* Exercise description
Leave the pictures out and reproduce, exactly, the lines from the one with "What text is on this page?" through the end of the entries below.

Dataset excerpt
# # # #

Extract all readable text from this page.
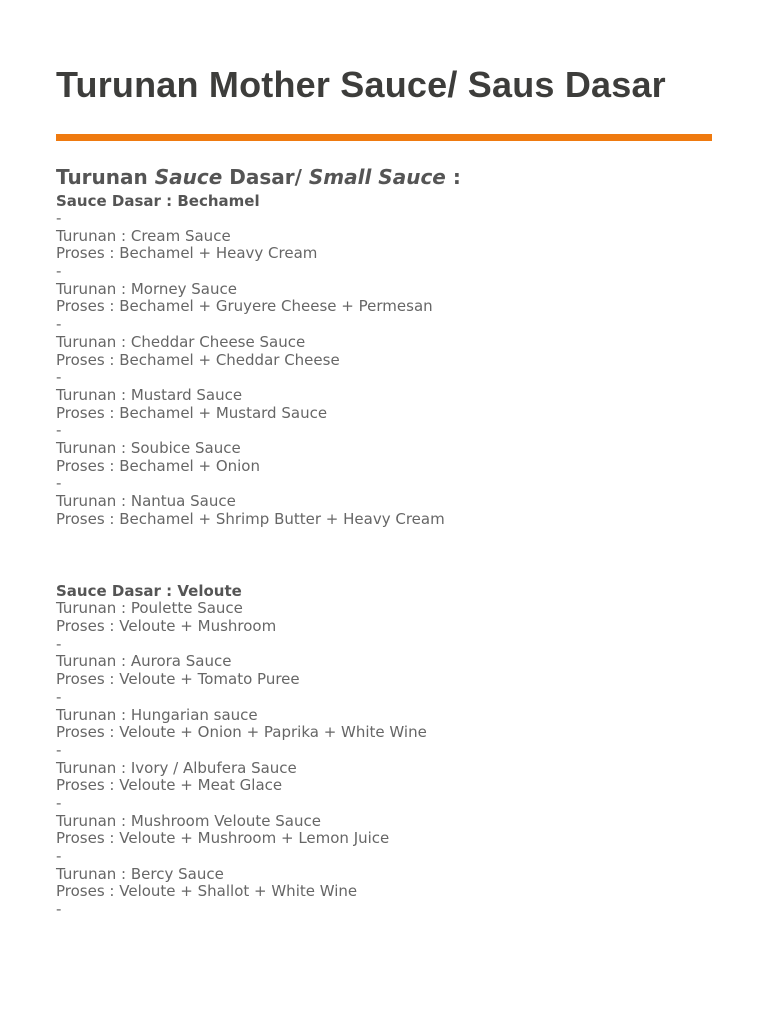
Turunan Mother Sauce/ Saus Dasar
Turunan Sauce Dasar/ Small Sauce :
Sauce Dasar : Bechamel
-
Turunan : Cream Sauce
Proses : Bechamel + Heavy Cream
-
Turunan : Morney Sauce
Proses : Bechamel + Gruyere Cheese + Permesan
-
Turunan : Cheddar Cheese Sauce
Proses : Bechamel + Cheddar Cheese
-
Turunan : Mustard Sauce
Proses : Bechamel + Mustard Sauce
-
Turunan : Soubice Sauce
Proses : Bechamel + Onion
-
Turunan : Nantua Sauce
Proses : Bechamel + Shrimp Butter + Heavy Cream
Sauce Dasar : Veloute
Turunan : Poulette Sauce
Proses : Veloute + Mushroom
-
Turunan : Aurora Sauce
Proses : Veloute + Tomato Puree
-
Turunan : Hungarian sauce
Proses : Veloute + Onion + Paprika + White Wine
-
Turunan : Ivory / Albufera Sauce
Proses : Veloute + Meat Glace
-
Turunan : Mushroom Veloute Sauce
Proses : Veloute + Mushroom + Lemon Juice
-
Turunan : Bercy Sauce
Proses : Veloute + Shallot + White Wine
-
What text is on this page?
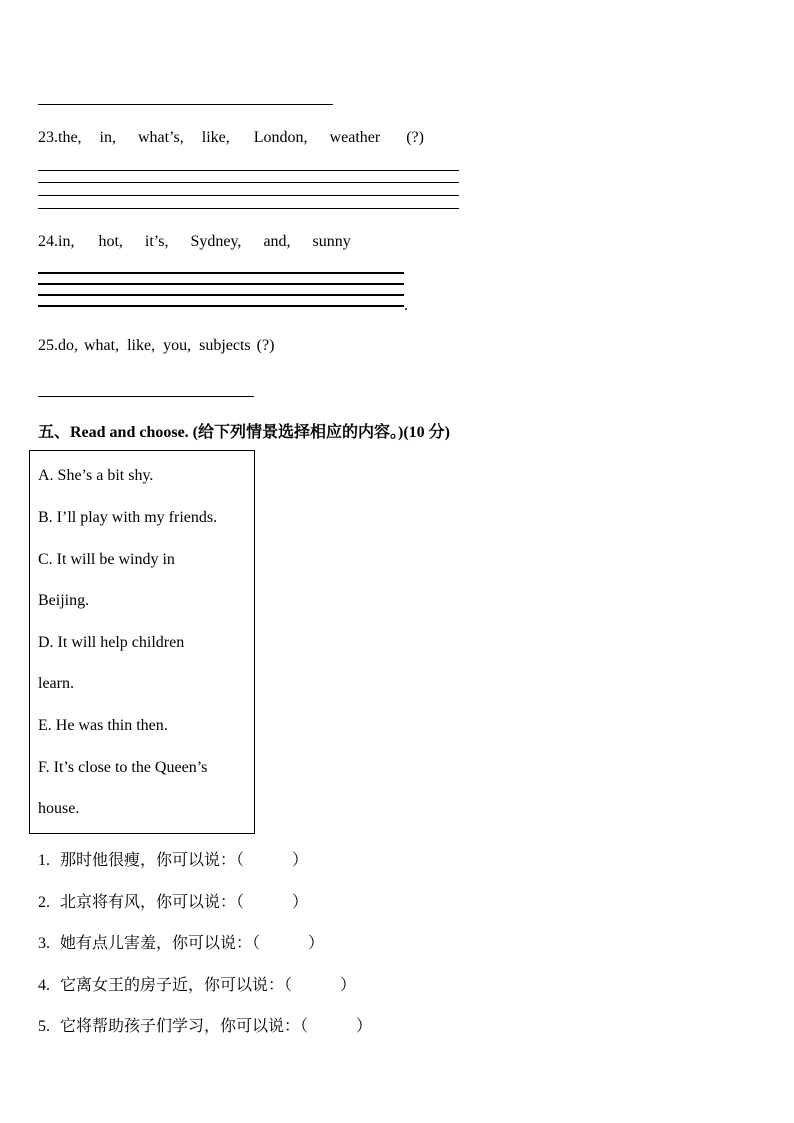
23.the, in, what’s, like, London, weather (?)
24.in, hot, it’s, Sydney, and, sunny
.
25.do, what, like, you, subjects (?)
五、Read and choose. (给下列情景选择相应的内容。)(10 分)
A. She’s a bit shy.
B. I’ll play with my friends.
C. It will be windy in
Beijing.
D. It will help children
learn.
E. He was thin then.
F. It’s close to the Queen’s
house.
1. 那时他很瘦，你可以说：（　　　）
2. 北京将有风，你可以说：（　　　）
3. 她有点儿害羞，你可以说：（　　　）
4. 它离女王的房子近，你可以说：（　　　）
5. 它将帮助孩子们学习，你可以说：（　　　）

# # # #

* The response
What text is on this page?
23.the, in, what’s, like, London, weather (?)
24.in, hot, it’s, Sydney, and, sunny
.
25.do, what, like, you, subjects (?)
五、Read and choose. (给下列情景选择相应的内容。)(10 分)
A. She’s a bit shy.
B. I’ll play with my friends.
C. It will be windy in
Beijing.
D. It will help children
learn.
E. He was thin then.
F. It’s close to the Queen’s
house.
1. 那时他很瘦，你可以说：（　　　）
2. 北京将有风，你可以说：（　　　）
3. 她有点儿害羞，你可以说：（　　　）
4. 它离女王的房子近，你可以说：（　　　）
5. 它将帮助孩子们学习，你可以说：（　　　）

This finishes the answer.